== Task details ==
Leave the pictures out, and retype all of the material exactly as written.
— START OF Data for this task —
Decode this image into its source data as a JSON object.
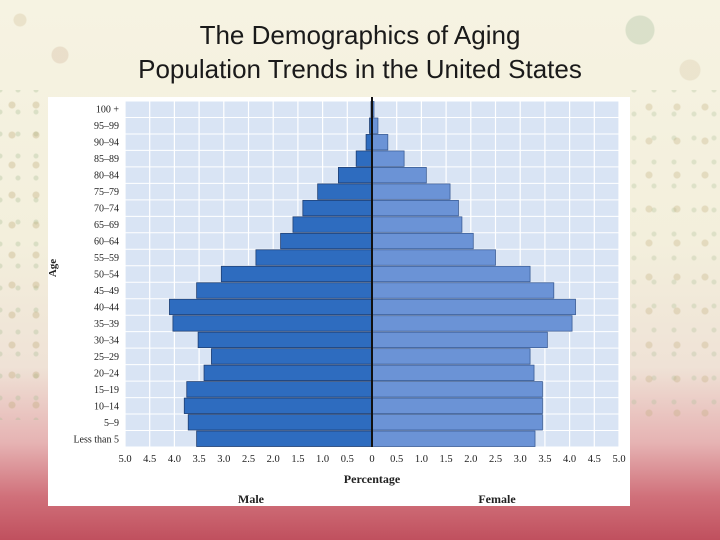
{
  "slide": {
    "title_line1": "The Demographics of Aging",
    "title_line2": "Population Trends in the United States"
  },
  "colors": {
    "male": "#2e6cbf",
    "female": "#6b93d6",
    "plot_bg": "#d9e4f4",
    "grid": "#ffffff"
  },
  "chart_data": {
    "type": "bar",
    "orientation": "horizontal-population-pyramid",
    "title": "",
    "xlabel": "Percentage",
    "ylabel": "Age",
    "xlim": [
      -5.0,
      5.0
    ],
    "x_ticks": [
      "5.0",
      "4.5",
      "4.0",
      "3.5",
      "3.0",
      "2.5",
      "2.0",
      "1.5",
      "1.0",
      "0.5",
      "0",
      "0.5",
      "1.0",
      "1.5",
      "2.0",
      "2.5",
      "3.0",
      "3.5",
      "4.0",
      "4.5",
      "5.0"
    ],
    "categories": [
      "100 +",
      "95–99",
      "90–94",
      "85–89",
      "80–84",
      "75–79",
      "70–74",
      "65–69",
      "60–64",
      "55–59",
      "50–54",
      "45–49",
      "40–44",
      "35–39",
      "30–34",
      "25–29",
      "20–24",
      "15–19",
      "10–14",
      "5–9",
      "Less than 5"
    ],
    "series": [
      {
        "name": "Male",
        "values": [
          0.02,
          0.05,
          0.12,
          0.32,
          0.68,
          1.1,
          1.4,
          1.6,
          1.85,
          2.35,
          3.05,
          3.55,
          4.1,
          4.03,
          3.52,
          3.25,
          3.4,
          3.75,
          3.8,
          3.72,
          3.55
        ]
      },
      {
        "name": "Female",
        "values": [
          0.04,
          0.12,
          0.32,
          0.65,
          1.1,
          1.58,
          1.75,
          1.82,
          2.05,
          2.5,
          3.2,
          3.68,
          4.12,
          4.05,
          3.55,
          3.2,
          3.28,
          3.45,
          3.45,
          3.45,
          3.3
        ]
      }
    ],
    "group_labels": {
      "left": "Male",
      "right": "Female"
    }
  }
}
— END OF Data for this task —
== Output below ==
Decode this image into its source data as a JSON object.
{
  "slide": {
    "title_line1": "The Demographics of Aging",
    "title_line2": "Population Trends in the United States"
  },
  "colors": {
    "male": "#2e6cbf",
    "female": "#6b93d6",
    "plot_bg": "#d9e4f4",
    "grid": "#ffffff"
  },
  "chart_data": {
    "type": "bar",
    "orientation": "horizontal-population-pyramid",
    "title": "",
    "xlabel": "Percentage",
    "ylabel": "Age",
    "xlim": [
      -5.0,
      5.0
    ],
    "x_ticks": [
      "5.0",
      "4.5",
      "4.0",
      "3.5",
      "3.0",
      "2.5",
      "2.0",
      "1.5",
      "1.0",
      "0.5",
      "0",
      "0.5",
      "1.0",
      "1.5",
      "2.0",
      "2.5",
      "3.0",
      "3.5",
      "4.0",
      "4.5",
      "5.0"
    ],
    "categories": [
      "100 +",
      "95–99",
      "90–94",
      "85–89",
      "80–84",
      "75–79",
      "70–74",
      "65–69",
      "60–64",
      "55–59",
      "50–54",
      "45–49",
      "40–44",
      "35–39",
      "30–34",
      "25–29",
      "20–24",
      "15–19",
      "10–14",
      "5–9",
      "Less than 5"
    ],
    "series": [
      {
        "name": "Male",
        "values": [
          0.02,
          0.05,
          0.12,
          0.32,
          0.68,
          1.1,
          1.4,
          1.6,
          1.85,
          2.35,
          3.05,
          3.55,
          4.1,
          4.03,
          3.52,
          3.25,
          3.4,
          3.75,
          3.8,
          3.72,
          3.55
        ]
      },
      {
        "name": "Female",
        "values": [
          0.04,
          0.12,
          0.32,
          0.65,
          1.1,
          1.58,
          1.75,
          1.82,
          2.05,
          2.5,
          3.2,
          3.68,
          4.12,
          4.05,
          3.55,
          3.2,
          3.28,
          3.45,
          3.45,
          3.45,
          3.3
        ]
      }
    ],
    "group_labels": {
      "left": "Male",
      "right": "Female"
    }
  }
}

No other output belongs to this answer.